-- Begin Entries provided --

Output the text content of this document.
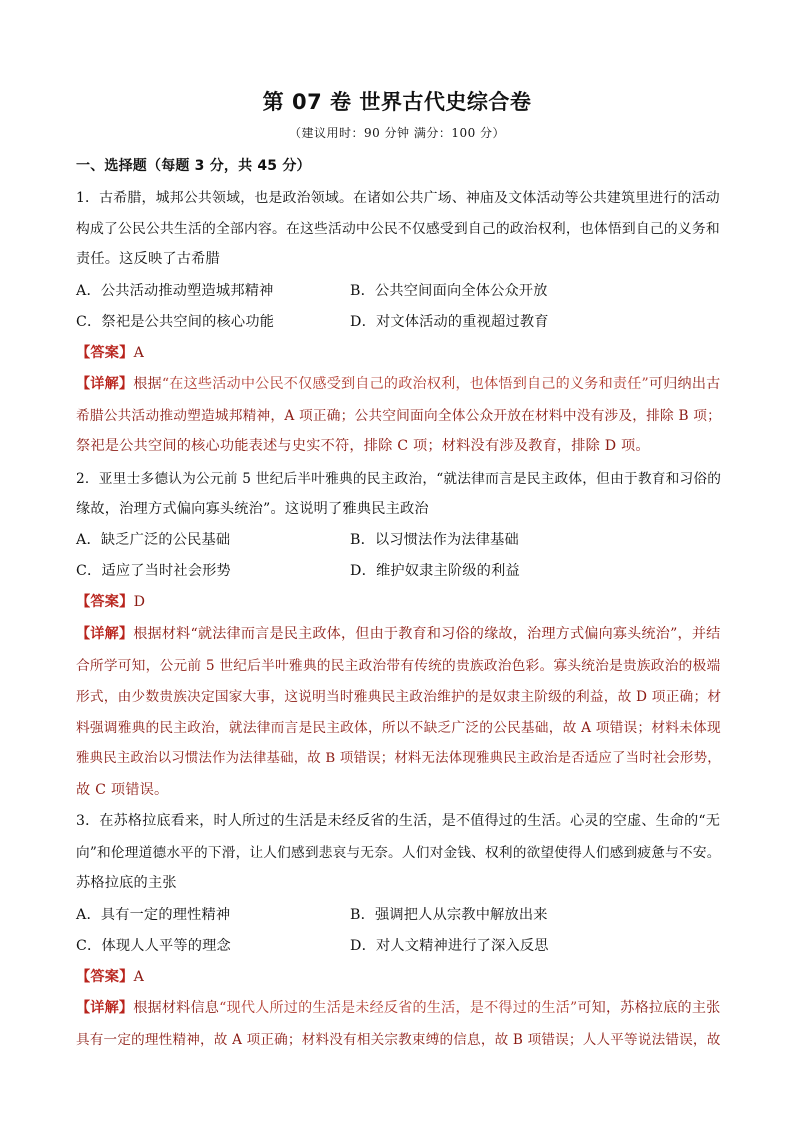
第 07 卷 世界古代史综合卷
（建议用时：90 分钟 满分：100 分）
一、选择题（每题 3 分，共 45 分）
1．古希腊，城邦公共领域，也是政治领域。在诸如公共广场、神庙及文体活动等公共建筑里进行的活动
构成了公民公共生活的全部内容。在这些活动中公民不仅感受到自己的政治权利，也体悟到自己的义务和
责任。这反映了古希腊
A．公共活动推动塑造城邦精神	B．公共空间面向全体公众开放
C．祭祀是公共空间的核心功能	D．对文体活动的重视超过教育
【答案】A
【详解】根据“在这些活动中公民不仅感受到自己的政治权利，也体悟到自己的义务和责任”可归纳出古
希腊公共活动推动塑造城邦精神，A 项正确；公共空间面向全体公众开放在材料中没有涉及，排除 B 项；
祭祀是公共空间的核心功能表述与史实不符，排除 C 项；材料没有涉及教育，排除 D 项。
2．亚里士多德认为公元前 5 世纪后半叶雅典的民主政治，“就法律而言是民主政体，但由于教育和习俗的
缘故，治理方式偏向寡头统治”。这说明了雅典民主政治
A．缺乏广泛的公民基础	B．以习惯法作为法律基础
C．适应了当时社会形势	D．维护奴隶主阶级的利益
【答案】D
【详解】根据材料“就法律而言是民主政体，但由于教育和习俗的缘故，治理方式偏向寡头统治”，并结
合所学可知，公元前 5 世纪后半叶雅典的民主政治带有传统的贵族政治色彩。寡头统治是贵族政治的极端
形式，由少数贵族决定国家大事，这说明当时雅典民主政治维护的是奴隶主阶级的利益，故 D 项正确；材
料强调雅典的民主政治，就法律而言是民主政体，所以不缺乏广泛的公民基础，故 A 项错误；材料未体现
雅典民主政治以习惯法作为法律基础，故 B 项错误；材料无法体现雅典民主政治是否适应了当时社会形势，
故 C 项错误。
3．在苏格拉底看来，时人所过的生活是未经反省的生活，是不值得过的生活。心灵的空虚、生命的“无
向”和伦理道德水平的下滑，让人们感到悲哀与无奈。人们对金钱、权利的欲望使得人们感到疲惫与不安。
苏格拉底的主张
A．具有一定的理性精神	B．强调把人从宗教中解放出来
C．体现人人平等的理念	D．对人文精神进行了深入反思
【答案】A
【详解】根据材料信息“现代人所过的生活是未经反省的生活，是不得过的生活”可知，苏格拉底的主张
具有一定的理性精神，故 A 项正确；材料没有相关宗教束缚的信息，故 B 项错误；人人平等说法错误，故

-- End Entries provided --

Request:
Repeat the data exactly, excluding the pictures.

Answer:
Output the text content of this document.
第 07 卷 世界古代史综合卷
（建议用时：90 分钟 满分：100 分）
一、选择题（每题 3 分，共 45 分）
1．古希腊，城邦公共领域，也是政治领域。在诸如公共广场、神庙及文体活动等公共建筑里进行的活动
构成了公民公共生活的全部内容。在这些活动中公民不仅感受到自己的政治权利，也体悟到自己的义务和
责任。这反映了古希腊
A．公共活动推动塑造城邦精神	B．公共空间面向全体公众开放
C．祭祀是公共空间的核心功能	D．对文体活动的重视超过教育
【答案】A
【详解】根据“在这些活动中公民不仅感受到自己的政治权利，也体悟到自己的义务和责任”可归纳出古
希腊公共活动推动塑造城邦精神，A 项正确；公共空间面向全体公众开放在材料中没有涉及，排除 B 项；
祭祀是公共空间的核心功能表述与史实不符，排除 C 项；材料没有涉及教育，排除 D 项。
2．亚里士多德认为公元前 5 世纪后半叶雅典的民主政治，“就法律而言是民主政体，但由于教育和习俗的
缘故，治理方式偏向寡头统治”。这说明了雅典民主政治
A．缺乏广泛的公民基础	B．以习惯法作为法律基础
C．适应了当时社会形势	D．维护奴隶主阶级的利益
【答案】D
【详解】根据材料“就法律而言是民主政体，但由于教育和习俗的缘故，治理方式偏向寡头统治”，并结
合所学可知，公元前 5 世纪后半叶雅典的民主政治带有传统的贵族政治色彩。寡头统治是贵族政治的极端
形式，由少数贵族决定国家大事，这说明当时雅典民主政治维护的是奴隶主阶级的利益，故 D 项正确；材
料强调雅典的民主政治，就法律而言是民主政体，所以不缺乏广泛的公民基础，故 A 项错误；材料未体现
雅典民主政治以习惯法作为法律基础，故 B 项错误；材料无法体现雅典民主政治是否适应了当时社会形势，
故 C 项错误。
3．在苏格拉底看来，时人所过的生活是未经反省的生活，是不值得过的生活。心灵的空虚、生命的“无
向”和伦理道德水平的下滑，让人们感到悲哀与无奈。人们对金钱、权利的欲望使得人们感到疲惫与不安。
苏格拉底的主张
A．具有一定的理性精神	B．强调把人从宗教中解放出来
C．体现人人平等的理念	D．对人文精神进行了深入反思
【答案】A
【详解】根据材料信息“现代人所过的生活是未经反省的生活，是不得过的生活”可知，苏格拉底的主张
具有一定的理性精神，故 A 项正确；材料没有相关宗教束缚的信息，故 B 项错误；人人平等说法错误，故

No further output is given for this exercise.